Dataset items
__________________________________________________
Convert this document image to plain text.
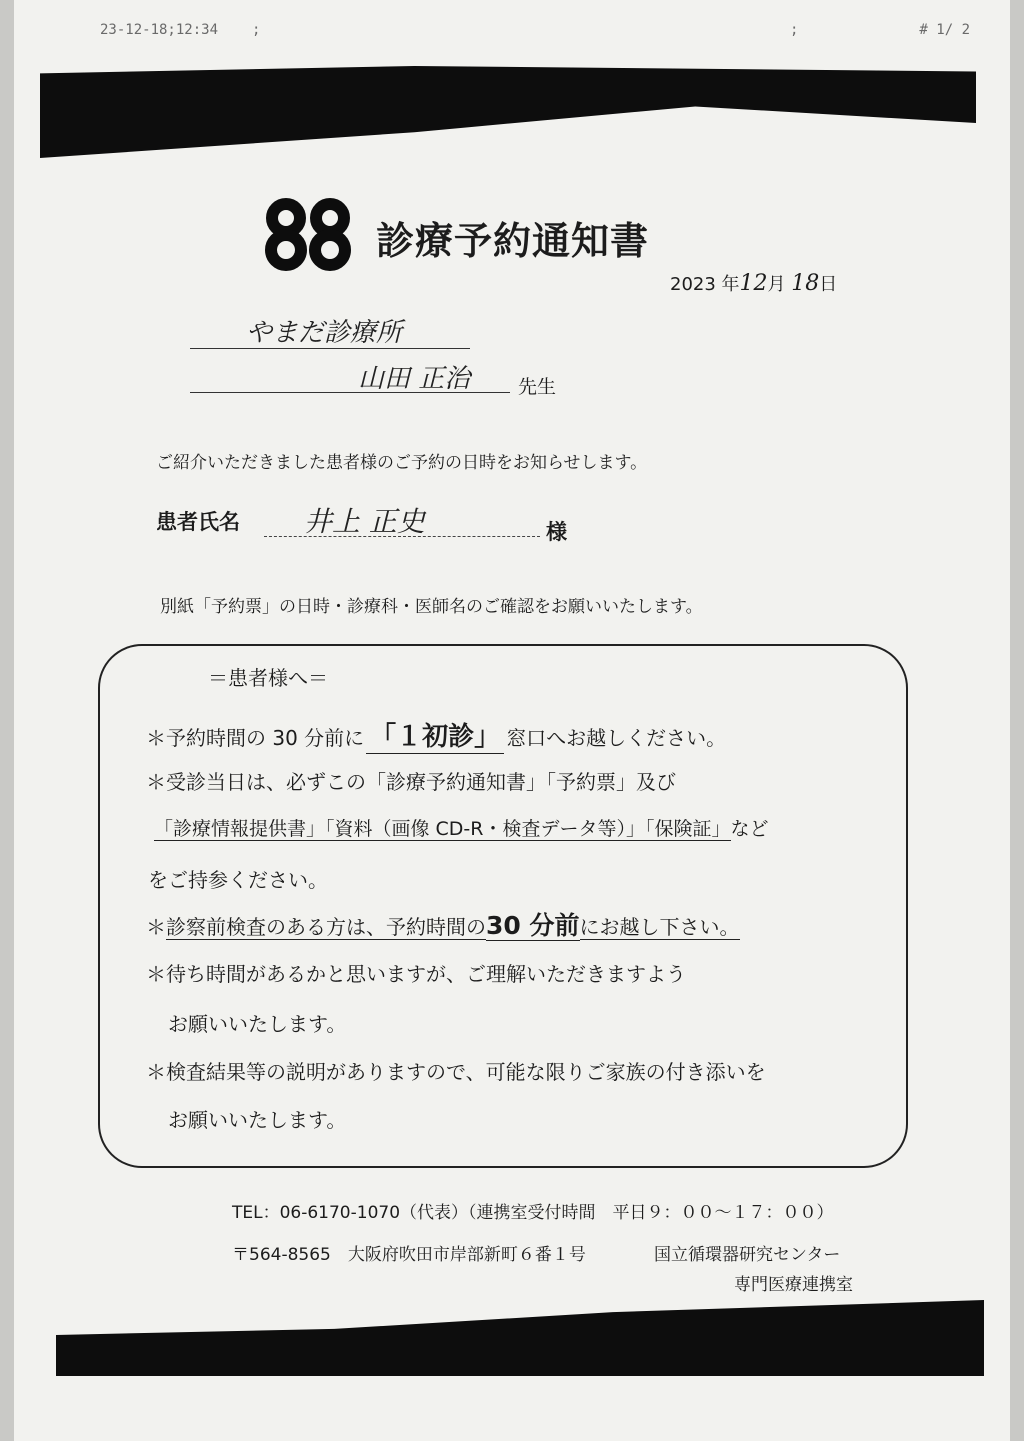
23-12-18;12:34 ;	;	# 1/ 2
診療予約通知書
2023 年12月 18日
やまだ診療所
山田 正治	先生
ご紹介いただきました患者様のご予約の日時をお知らせします。
患者氏名 井上 正史	様
別紙「予約票」の日時・診療科・医師名のご確認をお願いいたします。
＝患者様へ＝
＊予約時間の 30 分前に 「１初診」 窓口へお越しください。
＊受診当日は、必ずこの「診療予約通知書」「予約票」及び
「診療情報提供書」「資料（画像 CD-R・検査データ等）」「保険証」など
をご持参ください。
＊診察前検査のある方は、予約時間の30 分前にお越し下さい。
＊待ち時間があるかと思いますが、ご理解いただきますよう
お願いいたします。
＊検査結果等の説明がありますので、可能な限りご家族の付き添いを
お願いいたします。
TEL：06-6170-1070（代表）（連携室受付時間　平日９：００～１７：００）
〒564-8565　大阪府吹田市岸部新町６番１号	国立循環器研究センター
専門医療連携室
__________________________________________________
| Exercise |
Output all the records, word for word, with no pictures in the copy.

| Complete response |
Convert this document image to plain text.
23-12-18;12:34 ;	;	# 1/ 2
診療予約通知書
2023 年12月 18日
やまだ診療所
山田 正治	先生
ご紹介いただきました患者様のご予約の日時をお知らせします。
患者氏名 井上 正史	様
別紙「予約票」の日時・診療科・医師名のご確認をお願いいたします。
＝患者様へ＝
＊予約時間の 30 分前に 「１初診」 窓口へお越しください。
＊受診当日は、必ずこの「診療予約通知書」「予約票」及び
「診療情報提供書」「資料（画像 CD-R・検査データ等）」「保険証」など
をご持参ください。
＊診察前検査のある方は、予約時間の30 分前にお越し下さい。
＊待ち時間があるかと思いますが、ご理解いただきますよう
お願いいたします。
＊検査結果等の説明がありますので、可能な限りご家族の付き添いを
お願いいたします。
TEL：06-6170-1070（代表）（連携室受付時間　平日９：００～１７：００）
〒564-8565　大阪府吹田市岸部新町６番１号	国立循環器研究センター
専門医療連携室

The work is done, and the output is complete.